**Página:**
▬▬▬▬▬▬▬▬▬▬
San Benito sabe bien que el abad es un hombre como otro cualquiera, que tiene simpatías y antipatías, momentos buenos y malos, y lo que le pide es que no olvide a qué servicio le llama el Señor a través de su misma comunidad. El modelo de la comunidad monástica es la primera comunidad apostólica, y san Benito le pide que haga las veces de Cristo, y por lo tanto no haga distinción de personas. Este es un problema importante  para el abad y para cualquier otro monje: que le árbol de la visión personal no deje ver el bosque de los restantes hermanos. “Ahí es nada” que dirían en Castilla; ya que incluso Cristo tenía un núcleo más íntimo con Pedro, Santiago y  Juan. Obviamente el abad no es Cristo, y por eso si cualquier cristiano, o monje necesita interiorizar y profundizar el contacto con la Palabra de Dios, el abad mucho más.

“Por el hecho de ser abad no dejas de ser monje. Al monje lo hace la profesión, al abad, la necesidad. Y para que la necesidad no ensombrezca la profesión, que tu condición de abad se añada sin suplantarla a tu condición de monje”, como escribía san Bernardo al arzobispo Enrique.
▬▬▬▬▬▬▬▬▬▬
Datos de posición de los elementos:
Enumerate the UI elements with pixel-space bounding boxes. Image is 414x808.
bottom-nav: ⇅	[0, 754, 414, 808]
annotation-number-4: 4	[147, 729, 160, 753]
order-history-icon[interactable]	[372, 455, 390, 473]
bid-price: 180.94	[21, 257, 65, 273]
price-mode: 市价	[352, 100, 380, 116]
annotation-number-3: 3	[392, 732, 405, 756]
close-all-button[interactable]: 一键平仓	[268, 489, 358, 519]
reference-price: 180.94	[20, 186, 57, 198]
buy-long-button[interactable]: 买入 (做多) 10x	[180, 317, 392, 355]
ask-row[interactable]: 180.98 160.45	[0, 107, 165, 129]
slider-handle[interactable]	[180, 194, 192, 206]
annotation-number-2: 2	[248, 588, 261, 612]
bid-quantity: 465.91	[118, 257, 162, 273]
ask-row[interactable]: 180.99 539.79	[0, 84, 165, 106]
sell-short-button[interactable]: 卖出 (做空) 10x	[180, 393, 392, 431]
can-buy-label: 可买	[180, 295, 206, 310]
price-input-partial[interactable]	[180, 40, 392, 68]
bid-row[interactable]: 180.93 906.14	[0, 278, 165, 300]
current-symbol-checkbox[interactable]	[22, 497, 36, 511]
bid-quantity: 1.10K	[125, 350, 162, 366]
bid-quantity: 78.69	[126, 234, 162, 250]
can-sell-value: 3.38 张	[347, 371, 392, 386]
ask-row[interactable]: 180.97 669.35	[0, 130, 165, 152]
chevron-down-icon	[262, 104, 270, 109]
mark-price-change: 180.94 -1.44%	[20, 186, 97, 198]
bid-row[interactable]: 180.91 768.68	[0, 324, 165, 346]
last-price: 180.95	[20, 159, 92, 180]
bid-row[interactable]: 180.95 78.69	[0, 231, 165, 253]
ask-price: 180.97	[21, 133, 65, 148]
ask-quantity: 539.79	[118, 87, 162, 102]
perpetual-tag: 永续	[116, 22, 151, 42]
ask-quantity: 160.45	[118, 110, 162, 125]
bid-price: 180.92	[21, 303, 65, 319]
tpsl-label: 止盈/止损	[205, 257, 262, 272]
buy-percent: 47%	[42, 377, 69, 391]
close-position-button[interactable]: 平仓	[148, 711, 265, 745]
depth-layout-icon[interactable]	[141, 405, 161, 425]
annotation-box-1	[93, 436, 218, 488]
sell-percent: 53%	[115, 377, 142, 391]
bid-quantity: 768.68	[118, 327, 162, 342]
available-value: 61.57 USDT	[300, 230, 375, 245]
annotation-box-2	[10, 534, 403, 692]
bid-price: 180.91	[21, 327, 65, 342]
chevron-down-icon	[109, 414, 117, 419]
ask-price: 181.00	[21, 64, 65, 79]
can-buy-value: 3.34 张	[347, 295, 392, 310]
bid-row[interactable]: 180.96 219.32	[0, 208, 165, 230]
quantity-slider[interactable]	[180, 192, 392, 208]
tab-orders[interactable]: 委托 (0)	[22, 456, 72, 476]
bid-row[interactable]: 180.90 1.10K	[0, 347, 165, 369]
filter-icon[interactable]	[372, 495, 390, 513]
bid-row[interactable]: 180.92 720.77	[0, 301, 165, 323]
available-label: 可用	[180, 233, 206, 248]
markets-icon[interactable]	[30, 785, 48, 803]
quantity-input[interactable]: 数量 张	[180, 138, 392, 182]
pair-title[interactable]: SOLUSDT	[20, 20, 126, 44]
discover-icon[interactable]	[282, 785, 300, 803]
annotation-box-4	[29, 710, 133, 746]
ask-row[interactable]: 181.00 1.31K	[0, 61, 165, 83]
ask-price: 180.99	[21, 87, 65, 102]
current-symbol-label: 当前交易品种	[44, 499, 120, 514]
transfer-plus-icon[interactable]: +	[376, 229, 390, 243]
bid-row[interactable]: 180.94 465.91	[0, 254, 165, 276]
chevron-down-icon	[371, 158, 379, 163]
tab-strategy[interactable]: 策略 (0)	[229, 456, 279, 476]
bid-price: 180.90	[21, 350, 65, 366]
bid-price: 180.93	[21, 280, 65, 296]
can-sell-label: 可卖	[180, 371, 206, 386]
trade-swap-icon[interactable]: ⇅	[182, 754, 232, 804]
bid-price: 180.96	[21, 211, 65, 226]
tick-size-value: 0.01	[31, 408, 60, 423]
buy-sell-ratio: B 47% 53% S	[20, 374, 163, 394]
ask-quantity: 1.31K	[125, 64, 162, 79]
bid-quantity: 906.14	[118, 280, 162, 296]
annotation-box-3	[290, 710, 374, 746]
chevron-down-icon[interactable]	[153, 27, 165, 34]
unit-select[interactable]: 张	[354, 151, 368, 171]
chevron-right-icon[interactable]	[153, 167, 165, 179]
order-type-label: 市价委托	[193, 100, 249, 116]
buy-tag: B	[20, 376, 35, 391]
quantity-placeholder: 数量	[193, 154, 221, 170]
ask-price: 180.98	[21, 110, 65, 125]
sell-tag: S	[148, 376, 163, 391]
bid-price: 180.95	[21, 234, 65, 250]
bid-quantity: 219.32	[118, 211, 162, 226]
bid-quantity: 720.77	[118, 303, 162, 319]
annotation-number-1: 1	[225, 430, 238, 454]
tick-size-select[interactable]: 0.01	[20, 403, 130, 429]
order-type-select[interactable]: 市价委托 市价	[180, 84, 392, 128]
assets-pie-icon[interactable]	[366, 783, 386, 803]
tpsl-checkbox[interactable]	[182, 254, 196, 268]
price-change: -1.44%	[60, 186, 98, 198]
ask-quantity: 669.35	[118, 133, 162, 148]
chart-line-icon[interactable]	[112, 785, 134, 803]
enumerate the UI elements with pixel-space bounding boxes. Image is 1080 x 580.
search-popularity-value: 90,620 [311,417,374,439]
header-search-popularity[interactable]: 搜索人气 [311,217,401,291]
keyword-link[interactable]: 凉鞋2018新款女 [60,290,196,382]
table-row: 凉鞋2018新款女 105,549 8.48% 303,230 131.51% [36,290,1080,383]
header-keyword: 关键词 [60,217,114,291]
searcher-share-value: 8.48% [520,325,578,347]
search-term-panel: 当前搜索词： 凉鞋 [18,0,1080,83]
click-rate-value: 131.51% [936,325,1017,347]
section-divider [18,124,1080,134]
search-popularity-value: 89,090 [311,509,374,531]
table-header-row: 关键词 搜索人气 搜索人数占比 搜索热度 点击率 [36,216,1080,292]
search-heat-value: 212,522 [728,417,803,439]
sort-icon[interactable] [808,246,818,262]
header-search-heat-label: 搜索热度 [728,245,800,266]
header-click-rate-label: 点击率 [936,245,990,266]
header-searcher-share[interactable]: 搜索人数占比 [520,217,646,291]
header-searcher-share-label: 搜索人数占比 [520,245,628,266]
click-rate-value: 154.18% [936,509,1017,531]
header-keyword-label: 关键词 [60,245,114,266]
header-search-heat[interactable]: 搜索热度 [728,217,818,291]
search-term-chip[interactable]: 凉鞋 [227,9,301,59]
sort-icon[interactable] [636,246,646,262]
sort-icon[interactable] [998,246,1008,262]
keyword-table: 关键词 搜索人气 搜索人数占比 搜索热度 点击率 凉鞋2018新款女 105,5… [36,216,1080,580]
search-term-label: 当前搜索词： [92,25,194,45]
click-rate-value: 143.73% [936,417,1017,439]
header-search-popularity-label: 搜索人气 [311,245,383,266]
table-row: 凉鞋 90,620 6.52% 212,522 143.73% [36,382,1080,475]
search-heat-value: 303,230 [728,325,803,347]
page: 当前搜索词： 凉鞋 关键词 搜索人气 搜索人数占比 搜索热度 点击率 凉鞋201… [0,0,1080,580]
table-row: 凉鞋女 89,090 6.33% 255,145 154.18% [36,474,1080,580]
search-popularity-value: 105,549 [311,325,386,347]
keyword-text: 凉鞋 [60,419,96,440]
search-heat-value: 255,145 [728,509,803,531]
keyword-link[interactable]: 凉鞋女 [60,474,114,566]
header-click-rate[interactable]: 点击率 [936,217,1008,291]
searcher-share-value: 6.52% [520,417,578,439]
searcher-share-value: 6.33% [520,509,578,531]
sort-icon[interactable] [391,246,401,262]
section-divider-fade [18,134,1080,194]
▬▬▬▬▬▬▬▬▬▬
**Qué harás:**
Reescribe como lista el párrafo del texto sobre el abad que comienza con «San Benito sabe bien», conservando sus datos principales.

**Respuesta:**
- San Benito sabe que el abad es un hombre como cualquier otro, con simpatías y antipatías, y con momentos buenos y malos.
- Le pide que no olvide a qué servicio lo llama el Señor a través de su propia comunidad.
- El modelo de la comunidad monástica es la primera comunidad apostólica.
- El abad debe hacer las veces de Cristo y, por lo tanto, no hacer distinción de personas.
- Para el abad y para cualquier monje, es un problema importante que la visión personal no deje ver al resto de los hermanos.
- Incluso Cristo tenía un núcleo más íntimo con Pedro, Santiago y Juan.
- El abad no es Cristo. Si cualquier cristiano o monje necesita interiorizar y profundizar el contacto con la Palabra de Dios, el abad lo necesita mucho más.